(FUENTE):
* * * *
INTELECTUALES, TECNÓCRATAS Y ALGÚN CIENTÍFICO
Siempre será difícil saber con precisión cuáles son las
fronteras que en Colombia separan a intelectuales, científicos y tecnócratas.
Aún más difícil podría ser indagar cuál ha sido el papel de estos en la
construcción de la sociedad colombiana, y resulta bastante más aventurado,
reflexionar sobre el papel que deberían cumplir en el futuro o en la solución de los
problemas que agobian al país en este momento de su historia. O en lo que está
de moda: el postconflicto
Intelectuales, tecnócratas y científicos son grupos bastante
heterogéneos cuyo origen o sentido de pertenencia a tal o cual grupo es más
bien un asunto de los estudiosos de las élites de una sociedad. Es decir, que
su existencia como grupo no es más que una ilusión o ambición teórica o
mediática o periodística. En Colombia los tres se fusionan y, en no muy pocas
ocasiones, encuentran sus territorios de expresión o comunicación en las faldas
del poder. El de los medios, el de los grupos económicos, el de los poderes
políticos, de izquierda y derecha, el de
las universidades de elite ancladas como un barco pirata que va y vuelve sobre
el mundo de los conceptos paridos en otros lugares. Ruedan la bola, ruedan las bolas.
* * * *
(DATOS):
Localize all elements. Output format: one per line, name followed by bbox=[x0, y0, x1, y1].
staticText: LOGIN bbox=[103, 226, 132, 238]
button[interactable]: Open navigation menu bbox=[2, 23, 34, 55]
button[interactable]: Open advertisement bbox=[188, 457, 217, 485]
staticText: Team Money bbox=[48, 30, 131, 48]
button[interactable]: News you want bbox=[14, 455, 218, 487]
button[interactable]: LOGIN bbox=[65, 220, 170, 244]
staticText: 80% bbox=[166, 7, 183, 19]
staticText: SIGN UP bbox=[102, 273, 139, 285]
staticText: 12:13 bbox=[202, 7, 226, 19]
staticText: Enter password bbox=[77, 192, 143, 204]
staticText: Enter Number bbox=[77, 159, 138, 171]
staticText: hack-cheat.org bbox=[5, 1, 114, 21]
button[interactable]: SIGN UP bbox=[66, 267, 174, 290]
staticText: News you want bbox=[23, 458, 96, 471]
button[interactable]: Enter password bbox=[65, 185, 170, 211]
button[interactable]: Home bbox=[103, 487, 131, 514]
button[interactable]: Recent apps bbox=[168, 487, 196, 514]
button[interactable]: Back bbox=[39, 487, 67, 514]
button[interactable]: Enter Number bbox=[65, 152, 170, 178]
* * * *
(EJERCICIO 1): Resume en dos oraciones el texto sobre intelectuales, tecnócratas y científicos.
(EJERCICIO 2): Según el texto sobre intelectuales, tecnócratas y científicos, ¿dónde encuentran con frecuencia estos grupos sus territorios de expresión o comunicación en Colombia?
(EJERCICIO 3): Continúa el texto sobre intelectuales, tecnócratas y científicos a partir de su última oración.
Los datos no son necesarios aquí.

(RESPUESTA 1): En Colombia es difícil precisar las fronteras entre intelectuales, científicos y tecnócratas, y aún más indagar su papel en la construcción de la sociedad o reflexionar sobre el que deberían cumplir ante los problemas actuales del país. Son grupos heterogéneos que en Colombia se fusionan y a menudo encuentran su espacio de expresión en las faldas del poder: los medios, los grupos económicos, los poderes políticos y las universidades de élite.

(RESPUESTA 2): En las faldas del poder.

(RESPUESTA 3):
En nuestro país intelectuales y tecnócratas son parte, o
mejor, comparten las mismas responsabilidades y son, además, grupos que no
alcanzan a ser protagonistas de su propia historia más allá de las fronteras de
su país o aún más precisamente, de sus regiones. En los días que corren,
intelectuales y tecnócratas son aliados que no se conocen, solo por Facebook o
Tweet, tiran la piedra y esconden la mano, unos como consultores, los otros como
profesores, aunque en muchas ocasiones es la tecnocracia la que ocupa en las
universidades de elite públicas y privadas,
un espacio de mayor reconocimiento que los propios intelectuales. Los
intelectuales colombianos no producen textos de relevancia internacional, son
provincianos que se entrelazan a través de columnas de medios privados que los
buscan, para dar a su medio algo más que frivolidad. Hay confusión y, los
periodistas ocupan un espacio que no merecen: están siendo
identificados como intelectuales los columnistas que opinan en medios masivos,
opinadores de la agenda coyuntural impuesta
por la noticia.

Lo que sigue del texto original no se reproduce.